# GIVEN PROBLEM:
Search the data for the string "JSON" and gather each line it is in.

>> begin AVAILABLE RECORDS

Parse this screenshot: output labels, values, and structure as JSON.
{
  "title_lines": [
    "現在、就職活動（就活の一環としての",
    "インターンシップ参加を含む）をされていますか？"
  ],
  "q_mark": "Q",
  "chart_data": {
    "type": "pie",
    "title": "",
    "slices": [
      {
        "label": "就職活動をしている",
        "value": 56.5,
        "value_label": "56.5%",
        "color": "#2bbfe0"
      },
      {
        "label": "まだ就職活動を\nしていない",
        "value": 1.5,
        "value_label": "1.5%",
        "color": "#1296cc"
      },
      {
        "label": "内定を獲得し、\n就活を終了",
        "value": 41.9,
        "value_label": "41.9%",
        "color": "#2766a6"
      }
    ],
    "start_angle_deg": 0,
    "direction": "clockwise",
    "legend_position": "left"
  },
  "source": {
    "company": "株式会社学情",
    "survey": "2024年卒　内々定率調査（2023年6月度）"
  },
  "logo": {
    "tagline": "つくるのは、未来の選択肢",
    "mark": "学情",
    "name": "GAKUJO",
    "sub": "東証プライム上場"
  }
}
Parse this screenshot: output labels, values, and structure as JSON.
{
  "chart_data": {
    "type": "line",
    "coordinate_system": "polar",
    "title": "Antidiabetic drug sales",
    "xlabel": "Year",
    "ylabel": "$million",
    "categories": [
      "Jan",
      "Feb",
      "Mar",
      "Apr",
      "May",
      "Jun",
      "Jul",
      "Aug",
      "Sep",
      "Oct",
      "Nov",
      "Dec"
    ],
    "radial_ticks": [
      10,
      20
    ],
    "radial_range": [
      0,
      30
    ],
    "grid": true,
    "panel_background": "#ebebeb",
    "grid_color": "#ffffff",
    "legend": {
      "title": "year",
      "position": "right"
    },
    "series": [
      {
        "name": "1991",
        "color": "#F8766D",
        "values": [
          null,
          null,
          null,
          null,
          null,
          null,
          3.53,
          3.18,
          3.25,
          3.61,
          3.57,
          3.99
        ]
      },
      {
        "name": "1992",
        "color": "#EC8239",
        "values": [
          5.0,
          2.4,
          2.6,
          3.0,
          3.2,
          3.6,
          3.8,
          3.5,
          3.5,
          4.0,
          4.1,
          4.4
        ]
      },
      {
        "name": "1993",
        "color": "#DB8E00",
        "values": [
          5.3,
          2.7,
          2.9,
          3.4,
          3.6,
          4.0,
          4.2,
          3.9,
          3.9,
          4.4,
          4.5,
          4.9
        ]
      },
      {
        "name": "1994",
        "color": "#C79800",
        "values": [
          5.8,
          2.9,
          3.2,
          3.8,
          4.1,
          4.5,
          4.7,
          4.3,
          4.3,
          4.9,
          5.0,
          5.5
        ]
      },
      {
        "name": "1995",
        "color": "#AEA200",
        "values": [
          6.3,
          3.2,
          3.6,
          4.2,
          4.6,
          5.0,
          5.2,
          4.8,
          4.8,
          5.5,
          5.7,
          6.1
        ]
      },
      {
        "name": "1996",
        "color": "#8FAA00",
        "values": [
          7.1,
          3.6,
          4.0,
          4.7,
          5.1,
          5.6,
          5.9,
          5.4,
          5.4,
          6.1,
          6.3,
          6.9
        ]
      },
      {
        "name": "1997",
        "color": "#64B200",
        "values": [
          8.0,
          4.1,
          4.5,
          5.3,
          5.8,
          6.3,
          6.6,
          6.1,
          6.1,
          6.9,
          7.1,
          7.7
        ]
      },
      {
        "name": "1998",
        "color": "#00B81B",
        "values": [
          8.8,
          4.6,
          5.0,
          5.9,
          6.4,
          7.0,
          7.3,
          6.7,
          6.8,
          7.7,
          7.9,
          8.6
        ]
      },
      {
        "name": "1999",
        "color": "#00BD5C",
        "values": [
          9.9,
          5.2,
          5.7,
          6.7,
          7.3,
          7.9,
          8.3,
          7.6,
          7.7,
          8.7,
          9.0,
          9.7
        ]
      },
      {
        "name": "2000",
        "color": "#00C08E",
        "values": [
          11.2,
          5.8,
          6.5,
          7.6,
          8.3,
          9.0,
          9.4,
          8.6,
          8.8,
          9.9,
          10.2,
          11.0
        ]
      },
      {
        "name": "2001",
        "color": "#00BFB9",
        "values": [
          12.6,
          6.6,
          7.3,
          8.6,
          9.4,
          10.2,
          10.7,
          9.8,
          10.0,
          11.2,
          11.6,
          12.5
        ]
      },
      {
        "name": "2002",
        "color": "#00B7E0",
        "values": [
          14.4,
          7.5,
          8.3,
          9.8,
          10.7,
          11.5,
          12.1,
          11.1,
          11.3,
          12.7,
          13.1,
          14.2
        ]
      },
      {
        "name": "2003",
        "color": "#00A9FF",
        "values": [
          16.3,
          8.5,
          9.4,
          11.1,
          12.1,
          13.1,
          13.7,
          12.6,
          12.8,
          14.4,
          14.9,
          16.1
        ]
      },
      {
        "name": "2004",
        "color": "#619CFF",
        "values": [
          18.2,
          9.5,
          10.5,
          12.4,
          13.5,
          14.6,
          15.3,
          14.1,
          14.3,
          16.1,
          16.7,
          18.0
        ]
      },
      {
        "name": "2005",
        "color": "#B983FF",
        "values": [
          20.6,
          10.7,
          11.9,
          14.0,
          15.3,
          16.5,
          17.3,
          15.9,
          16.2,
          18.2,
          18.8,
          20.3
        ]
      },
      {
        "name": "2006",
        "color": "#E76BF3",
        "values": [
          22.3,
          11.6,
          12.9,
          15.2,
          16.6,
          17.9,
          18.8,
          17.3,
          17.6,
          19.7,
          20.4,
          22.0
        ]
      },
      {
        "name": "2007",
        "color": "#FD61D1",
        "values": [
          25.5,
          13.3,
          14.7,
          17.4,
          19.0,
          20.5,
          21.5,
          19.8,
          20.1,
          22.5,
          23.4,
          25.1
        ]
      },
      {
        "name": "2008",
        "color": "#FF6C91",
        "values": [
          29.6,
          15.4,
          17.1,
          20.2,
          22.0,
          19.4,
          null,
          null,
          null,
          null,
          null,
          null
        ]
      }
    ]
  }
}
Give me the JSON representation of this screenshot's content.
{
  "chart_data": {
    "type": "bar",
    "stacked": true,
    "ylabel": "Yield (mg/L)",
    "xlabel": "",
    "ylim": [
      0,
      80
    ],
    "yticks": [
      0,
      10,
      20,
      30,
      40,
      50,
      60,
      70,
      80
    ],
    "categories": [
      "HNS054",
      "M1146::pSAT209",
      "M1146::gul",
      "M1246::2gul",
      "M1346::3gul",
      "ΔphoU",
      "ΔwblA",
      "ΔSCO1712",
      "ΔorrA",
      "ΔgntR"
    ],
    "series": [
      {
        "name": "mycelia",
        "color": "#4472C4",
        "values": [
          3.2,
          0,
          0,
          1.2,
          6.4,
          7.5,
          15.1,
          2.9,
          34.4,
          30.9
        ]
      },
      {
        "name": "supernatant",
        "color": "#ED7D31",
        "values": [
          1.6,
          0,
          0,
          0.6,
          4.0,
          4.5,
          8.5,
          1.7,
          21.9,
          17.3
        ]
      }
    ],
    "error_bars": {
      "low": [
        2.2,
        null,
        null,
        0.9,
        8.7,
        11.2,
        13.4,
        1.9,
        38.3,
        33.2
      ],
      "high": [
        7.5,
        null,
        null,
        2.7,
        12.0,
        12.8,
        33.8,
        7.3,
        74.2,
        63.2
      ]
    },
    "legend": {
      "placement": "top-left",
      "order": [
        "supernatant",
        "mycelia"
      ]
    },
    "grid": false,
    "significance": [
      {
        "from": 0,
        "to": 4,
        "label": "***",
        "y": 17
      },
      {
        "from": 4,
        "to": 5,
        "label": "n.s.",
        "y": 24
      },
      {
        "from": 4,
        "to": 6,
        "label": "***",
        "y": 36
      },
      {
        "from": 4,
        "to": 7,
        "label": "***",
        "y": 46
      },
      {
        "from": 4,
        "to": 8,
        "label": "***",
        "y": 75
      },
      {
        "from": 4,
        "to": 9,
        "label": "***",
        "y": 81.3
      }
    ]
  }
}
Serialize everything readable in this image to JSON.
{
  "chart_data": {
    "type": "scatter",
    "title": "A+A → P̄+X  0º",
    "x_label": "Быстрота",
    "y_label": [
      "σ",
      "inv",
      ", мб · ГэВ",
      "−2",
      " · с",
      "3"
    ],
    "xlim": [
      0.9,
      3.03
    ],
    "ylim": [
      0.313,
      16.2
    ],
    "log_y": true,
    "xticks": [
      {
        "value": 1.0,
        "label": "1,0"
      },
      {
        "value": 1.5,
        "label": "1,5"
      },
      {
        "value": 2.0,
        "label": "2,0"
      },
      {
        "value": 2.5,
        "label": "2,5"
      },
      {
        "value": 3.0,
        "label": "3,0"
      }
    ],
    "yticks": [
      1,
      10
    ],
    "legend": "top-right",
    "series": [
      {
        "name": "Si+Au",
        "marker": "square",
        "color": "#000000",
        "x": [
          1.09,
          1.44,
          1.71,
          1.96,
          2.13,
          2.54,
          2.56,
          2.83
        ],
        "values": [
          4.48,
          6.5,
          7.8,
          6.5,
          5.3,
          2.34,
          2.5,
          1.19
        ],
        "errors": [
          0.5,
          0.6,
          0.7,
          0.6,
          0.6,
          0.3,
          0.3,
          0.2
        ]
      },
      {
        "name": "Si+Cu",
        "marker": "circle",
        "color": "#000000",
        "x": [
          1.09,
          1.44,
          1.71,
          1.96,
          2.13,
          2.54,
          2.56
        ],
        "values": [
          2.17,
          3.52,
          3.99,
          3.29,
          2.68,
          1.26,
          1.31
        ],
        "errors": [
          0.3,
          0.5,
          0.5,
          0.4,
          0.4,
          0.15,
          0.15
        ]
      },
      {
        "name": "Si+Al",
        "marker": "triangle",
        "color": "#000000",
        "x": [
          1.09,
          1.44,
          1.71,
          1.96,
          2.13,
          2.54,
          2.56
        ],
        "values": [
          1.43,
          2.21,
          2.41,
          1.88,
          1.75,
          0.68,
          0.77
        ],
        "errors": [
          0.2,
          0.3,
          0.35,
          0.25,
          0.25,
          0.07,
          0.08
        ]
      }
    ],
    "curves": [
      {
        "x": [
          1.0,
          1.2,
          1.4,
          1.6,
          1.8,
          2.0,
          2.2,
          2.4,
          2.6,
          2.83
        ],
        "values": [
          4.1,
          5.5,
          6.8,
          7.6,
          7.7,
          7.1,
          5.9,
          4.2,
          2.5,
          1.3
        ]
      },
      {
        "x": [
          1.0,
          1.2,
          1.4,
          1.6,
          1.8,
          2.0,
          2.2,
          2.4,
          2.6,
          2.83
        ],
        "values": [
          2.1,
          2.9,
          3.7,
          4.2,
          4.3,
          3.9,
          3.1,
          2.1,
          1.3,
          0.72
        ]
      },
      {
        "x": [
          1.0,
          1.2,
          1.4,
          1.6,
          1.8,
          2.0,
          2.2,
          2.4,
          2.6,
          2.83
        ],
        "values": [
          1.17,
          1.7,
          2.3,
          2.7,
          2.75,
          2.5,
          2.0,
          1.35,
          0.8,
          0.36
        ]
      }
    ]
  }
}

>> end AVAILABLE RECORDS

# REPLY:
Parse this screenshot: output labels, values, and structure as JSON.
Parse this screenshot: output labels, values, and structure as JSON.
Give me the JSON representation of this screenshot's content.
Serialize everything readable in this image to JSON.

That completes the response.